---- Texte source

La personnalité multiple, le trouble de l’identité dissociative, pour plusieurs c’est sérieux. Prends l’American Psychiastrist Association. Mais y’a des gens qui merde s’y encouragent. On pourrait penser que la signature ça vient faire une synthèse, que ça identifie l’œuvre et son auteur. C’est pas faux. Il y a oui de la propriété derrière tout ça. Pourtant ce qui se passe vraiment, c’est qu’il se fait une division en deux : y’a un sujet qui écrit et qui soi-disant vit (la vie pauvre du monde de la raison et chez quelques gentillets délinquants celle quotidienne des objets pratiques), puis un autre sujet qui vit les expériences dont on ne peut pas rendre philosophiquement compte (pas seulement les vertiges du sexe, du délire, des pleurs, mais aussi les fulgurations constantes derrière penser, parler, voir, etc.). Je l’ai senti ce dédoublement de la personne quand j’ai vu que j’avais pas de mal à dire « en personne » que j’écris ce texte cependant que j’aurais beaucoup de mal à le signer : signer ça aurait brisé un personnage que j’ai commencé il y a longtemps ailleurs. Par ailleurs la scission on la voit dans ce qu’il serait dérangeant de lire systématiquement Emmanuel Kant plutôt que « Kant », Jean-Paul Sartre, plutôt que « Sartre ». C’est important que la vie recule, pour que le texte fonctionne, fasse son effet. Quand je dis « Sartre » – le nom commun – c’est déjà plus Sartre, j’entends pas tant la personne historique (ça s’est construit, c’est aussi un effet de surface), que la vie-Jean-Paul Sartre.

--------
---- Jeu de données

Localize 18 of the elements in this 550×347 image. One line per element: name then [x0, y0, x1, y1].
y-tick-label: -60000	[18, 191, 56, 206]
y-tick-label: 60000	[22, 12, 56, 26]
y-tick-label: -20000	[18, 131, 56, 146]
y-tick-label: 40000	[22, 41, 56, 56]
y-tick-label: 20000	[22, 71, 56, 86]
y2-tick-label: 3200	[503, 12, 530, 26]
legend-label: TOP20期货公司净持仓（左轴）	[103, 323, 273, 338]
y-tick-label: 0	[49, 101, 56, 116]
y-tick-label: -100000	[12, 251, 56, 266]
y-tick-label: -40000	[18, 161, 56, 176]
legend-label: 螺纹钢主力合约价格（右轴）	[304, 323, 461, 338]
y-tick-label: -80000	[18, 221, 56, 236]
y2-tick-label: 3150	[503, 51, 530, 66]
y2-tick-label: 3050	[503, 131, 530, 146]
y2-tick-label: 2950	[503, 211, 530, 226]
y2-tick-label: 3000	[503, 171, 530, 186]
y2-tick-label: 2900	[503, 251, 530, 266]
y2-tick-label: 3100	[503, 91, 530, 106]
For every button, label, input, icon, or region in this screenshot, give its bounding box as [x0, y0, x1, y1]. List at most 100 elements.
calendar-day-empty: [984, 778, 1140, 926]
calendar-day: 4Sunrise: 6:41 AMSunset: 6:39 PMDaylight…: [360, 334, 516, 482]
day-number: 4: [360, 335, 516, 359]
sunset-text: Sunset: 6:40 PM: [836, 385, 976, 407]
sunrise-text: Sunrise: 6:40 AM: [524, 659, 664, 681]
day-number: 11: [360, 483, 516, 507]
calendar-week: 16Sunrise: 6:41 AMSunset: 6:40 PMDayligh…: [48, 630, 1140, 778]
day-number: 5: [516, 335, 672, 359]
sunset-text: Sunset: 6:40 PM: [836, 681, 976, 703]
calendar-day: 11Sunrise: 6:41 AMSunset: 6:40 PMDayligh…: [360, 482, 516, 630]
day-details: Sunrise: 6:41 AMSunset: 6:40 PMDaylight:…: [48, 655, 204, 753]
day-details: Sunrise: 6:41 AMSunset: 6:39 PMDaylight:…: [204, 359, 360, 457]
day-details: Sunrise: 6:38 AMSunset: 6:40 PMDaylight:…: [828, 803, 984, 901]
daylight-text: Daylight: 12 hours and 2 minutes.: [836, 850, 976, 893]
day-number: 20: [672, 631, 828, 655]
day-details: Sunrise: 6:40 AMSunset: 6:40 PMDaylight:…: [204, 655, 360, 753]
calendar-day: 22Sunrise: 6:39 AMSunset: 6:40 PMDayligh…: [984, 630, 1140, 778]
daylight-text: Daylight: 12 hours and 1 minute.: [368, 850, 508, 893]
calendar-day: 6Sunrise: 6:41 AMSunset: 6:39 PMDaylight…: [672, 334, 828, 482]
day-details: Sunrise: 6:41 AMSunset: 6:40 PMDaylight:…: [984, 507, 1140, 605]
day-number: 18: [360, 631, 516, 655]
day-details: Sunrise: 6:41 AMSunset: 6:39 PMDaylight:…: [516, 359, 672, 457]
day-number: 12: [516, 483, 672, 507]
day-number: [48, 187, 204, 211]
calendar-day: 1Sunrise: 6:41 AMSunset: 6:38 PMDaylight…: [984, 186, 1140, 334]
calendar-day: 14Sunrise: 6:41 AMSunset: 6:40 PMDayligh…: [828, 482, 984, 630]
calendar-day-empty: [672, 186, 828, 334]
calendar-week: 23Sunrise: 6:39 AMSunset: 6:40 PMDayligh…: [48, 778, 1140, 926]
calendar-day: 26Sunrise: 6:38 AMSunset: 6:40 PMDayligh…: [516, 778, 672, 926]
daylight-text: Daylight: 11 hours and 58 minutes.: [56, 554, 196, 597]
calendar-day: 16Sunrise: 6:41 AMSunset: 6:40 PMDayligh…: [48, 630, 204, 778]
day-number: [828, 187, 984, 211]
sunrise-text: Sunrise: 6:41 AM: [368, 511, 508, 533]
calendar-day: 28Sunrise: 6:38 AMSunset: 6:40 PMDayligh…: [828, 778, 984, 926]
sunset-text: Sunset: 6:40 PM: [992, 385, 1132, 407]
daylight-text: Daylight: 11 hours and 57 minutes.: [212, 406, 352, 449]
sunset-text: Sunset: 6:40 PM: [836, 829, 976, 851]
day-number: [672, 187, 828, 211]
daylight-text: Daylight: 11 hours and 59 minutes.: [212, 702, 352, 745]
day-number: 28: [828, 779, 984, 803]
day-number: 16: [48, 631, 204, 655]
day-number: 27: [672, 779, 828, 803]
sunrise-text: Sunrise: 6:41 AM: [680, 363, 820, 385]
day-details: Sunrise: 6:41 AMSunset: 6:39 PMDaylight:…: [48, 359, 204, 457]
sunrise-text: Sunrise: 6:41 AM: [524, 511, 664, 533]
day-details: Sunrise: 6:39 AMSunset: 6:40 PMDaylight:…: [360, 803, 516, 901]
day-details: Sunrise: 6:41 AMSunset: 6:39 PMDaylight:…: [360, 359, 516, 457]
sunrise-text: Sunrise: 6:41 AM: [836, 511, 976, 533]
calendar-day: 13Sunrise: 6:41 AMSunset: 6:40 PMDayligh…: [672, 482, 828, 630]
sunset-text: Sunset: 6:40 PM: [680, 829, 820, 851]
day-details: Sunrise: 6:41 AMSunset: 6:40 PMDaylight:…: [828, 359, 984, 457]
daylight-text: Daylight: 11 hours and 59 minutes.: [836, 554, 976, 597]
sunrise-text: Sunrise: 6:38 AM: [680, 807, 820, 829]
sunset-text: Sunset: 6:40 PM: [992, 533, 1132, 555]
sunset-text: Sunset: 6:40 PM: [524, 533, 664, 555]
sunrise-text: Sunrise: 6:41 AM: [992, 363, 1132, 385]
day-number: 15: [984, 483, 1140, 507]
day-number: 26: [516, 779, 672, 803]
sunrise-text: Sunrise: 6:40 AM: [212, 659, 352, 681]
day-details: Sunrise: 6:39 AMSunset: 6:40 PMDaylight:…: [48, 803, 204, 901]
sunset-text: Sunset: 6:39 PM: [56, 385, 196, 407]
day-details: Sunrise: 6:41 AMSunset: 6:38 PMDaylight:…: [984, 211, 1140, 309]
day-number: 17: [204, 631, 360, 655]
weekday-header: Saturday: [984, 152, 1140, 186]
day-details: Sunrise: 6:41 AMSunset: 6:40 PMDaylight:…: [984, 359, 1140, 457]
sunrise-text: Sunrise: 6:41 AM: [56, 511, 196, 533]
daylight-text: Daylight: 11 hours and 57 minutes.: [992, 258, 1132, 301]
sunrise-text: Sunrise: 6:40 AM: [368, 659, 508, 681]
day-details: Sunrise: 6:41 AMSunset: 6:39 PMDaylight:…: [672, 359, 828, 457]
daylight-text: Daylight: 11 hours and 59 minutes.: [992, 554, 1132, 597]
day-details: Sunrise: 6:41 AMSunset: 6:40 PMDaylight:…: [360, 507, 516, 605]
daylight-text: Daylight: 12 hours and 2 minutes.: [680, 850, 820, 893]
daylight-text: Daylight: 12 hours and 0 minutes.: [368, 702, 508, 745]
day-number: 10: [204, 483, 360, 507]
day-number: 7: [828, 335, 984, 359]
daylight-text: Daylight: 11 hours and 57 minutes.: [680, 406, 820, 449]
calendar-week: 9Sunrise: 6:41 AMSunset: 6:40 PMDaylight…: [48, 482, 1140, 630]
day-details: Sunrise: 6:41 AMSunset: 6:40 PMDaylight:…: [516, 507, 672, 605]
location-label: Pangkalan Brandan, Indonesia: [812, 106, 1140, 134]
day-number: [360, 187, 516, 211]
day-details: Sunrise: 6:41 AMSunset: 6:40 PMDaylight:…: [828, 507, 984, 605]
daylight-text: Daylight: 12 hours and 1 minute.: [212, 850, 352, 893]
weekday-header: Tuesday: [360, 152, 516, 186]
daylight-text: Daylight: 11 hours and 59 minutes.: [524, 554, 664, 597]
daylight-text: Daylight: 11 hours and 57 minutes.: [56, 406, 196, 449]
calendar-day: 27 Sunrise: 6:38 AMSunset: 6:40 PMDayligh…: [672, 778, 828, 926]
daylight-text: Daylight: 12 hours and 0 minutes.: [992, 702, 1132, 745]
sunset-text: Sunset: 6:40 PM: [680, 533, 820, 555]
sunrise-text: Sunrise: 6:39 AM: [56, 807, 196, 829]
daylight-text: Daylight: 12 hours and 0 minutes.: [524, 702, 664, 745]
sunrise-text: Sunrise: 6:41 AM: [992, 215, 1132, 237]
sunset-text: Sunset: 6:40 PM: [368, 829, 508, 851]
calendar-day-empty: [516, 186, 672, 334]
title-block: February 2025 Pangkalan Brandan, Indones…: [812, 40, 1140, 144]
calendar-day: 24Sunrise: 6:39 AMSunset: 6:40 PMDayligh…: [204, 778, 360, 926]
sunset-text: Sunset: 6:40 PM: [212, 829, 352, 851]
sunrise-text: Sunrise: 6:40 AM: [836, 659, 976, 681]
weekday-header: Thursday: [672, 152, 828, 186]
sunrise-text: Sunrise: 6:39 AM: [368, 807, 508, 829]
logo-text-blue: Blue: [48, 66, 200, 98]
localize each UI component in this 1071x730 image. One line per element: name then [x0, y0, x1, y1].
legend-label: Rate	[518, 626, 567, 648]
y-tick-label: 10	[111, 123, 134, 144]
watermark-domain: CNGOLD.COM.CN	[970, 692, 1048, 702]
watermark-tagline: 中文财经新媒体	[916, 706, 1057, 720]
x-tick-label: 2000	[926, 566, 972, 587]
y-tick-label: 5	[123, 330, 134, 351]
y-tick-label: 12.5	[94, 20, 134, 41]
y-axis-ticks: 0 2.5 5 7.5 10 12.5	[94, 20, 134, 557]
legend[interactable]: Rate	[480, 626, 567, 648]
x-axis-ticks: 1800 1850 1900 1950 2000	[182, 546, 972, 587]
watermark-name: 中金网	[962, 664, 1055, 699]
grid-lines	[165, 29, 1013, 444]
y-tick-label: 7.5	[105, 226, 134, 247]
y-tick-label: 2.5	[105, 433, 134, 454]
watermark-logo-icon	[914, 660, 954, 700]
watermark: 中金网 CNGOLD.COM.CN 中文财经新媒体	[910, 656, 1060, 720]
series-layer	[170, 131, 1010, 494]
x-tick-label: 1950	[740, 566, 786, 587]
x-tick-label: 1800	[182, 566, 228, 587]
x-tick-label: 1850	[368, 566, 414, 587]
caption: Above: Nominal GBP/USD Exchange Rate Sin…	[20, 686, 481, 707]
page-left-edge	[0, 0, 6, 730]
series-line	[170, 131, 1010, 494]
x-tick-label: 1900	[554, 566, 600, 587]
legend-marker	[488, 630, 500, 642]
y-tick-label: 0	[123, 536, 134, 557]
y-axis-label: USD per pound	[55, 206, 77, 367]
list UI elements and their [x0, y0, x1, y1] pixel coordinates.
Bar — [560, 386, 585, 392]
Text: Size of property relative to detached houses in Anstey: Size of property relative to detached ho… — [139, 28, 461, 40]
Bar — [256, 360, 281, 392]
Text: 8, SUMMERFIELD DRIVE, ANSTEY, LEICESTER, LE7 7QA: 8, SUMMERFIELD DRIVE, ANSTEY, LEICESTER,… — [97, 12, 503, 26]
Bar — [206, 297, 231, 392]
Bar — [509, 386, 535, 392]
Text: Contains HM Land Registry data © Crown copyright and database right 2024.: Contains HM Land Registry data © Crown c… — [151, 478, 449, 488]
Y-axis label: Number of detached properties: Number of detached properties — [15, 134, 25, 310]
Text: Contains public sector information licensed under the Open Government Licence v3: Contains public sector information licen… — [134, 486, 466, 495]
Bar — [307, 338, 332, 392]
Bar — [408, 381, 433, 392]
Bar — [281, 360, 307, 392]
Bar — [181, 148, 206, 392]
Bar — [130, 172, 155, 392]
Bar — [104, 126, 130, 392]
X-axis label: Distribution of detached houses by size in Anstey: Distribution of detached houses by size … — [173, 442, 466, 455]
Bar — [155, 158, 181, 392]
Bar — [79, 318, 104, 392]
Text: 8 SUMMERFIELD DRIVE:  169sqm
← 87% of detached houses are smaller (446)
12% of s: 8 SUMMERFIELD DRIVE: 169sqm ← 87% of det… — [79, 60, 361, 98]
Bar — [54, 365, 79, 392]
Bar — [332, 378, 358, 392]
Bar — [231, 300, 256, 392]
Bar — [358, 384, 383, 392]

--------

[Consigne]
Recopiez en entier, sans y changer un seul mot, le texte sur la signature et le dédoublement de celui qui écrit.

[Corrigé]
La personnalité multiple, le trouble de l’identité dissociative, pour plusieurs c’est sérieux. Prends l’American Psychiastrist Association. Mais y’a des gens qui merde s’y encouragent. On pourrait penser que la signature ça vient faire une synthèse, que ça identifie l’œuvre et son auteur. C’est pas faux. Il y a oui de la propriété derrière tout ça. Pourtant ce qui se passe vraiment, c’est qu’il se fait une division en deux : y’a un sujet qui écrit et qui soi-disant vit (la vie pauvre du monde de la raison et chez quelques gentillets délinquants celle quotidienne des objets pratiques), puis un autre sujet qui vit les expériences dont on ne peut pas rendre philosophiquement compte (pas seulement les vertiges du sexe, du délire, des pleurs, mais aussi les fulgurations constantes derrière penser, parler, voir, etc.). Je l’ai senti ce dédoublement de la personne quand j’ai vu que j’avais pas de mal à dire « en personne » que j’écris ce texte cependant que j’aurais beaucoup de mal à le signer : signer ça aurait brisé un personnage que j’ai commencé il y a longtemps ailleurs. Par ailleurs la scission on la voit dans ce qu’il serait dérangeant de lire systématiquement Emmanuel Kant plutôt que « Kant », Jean-Paul Sartre, plutôt que « Sartre ». C’est important que la vie recule, pour que le texte fonctionne, fasse son effet. Quand je dis « Sartre » – le nom commun – c’est déjà plus Sartre, j’entends pas tant la personne historique (ça s’est construit, c’est aussi un effet de surface), que la vie-Jean-Paul Sartre.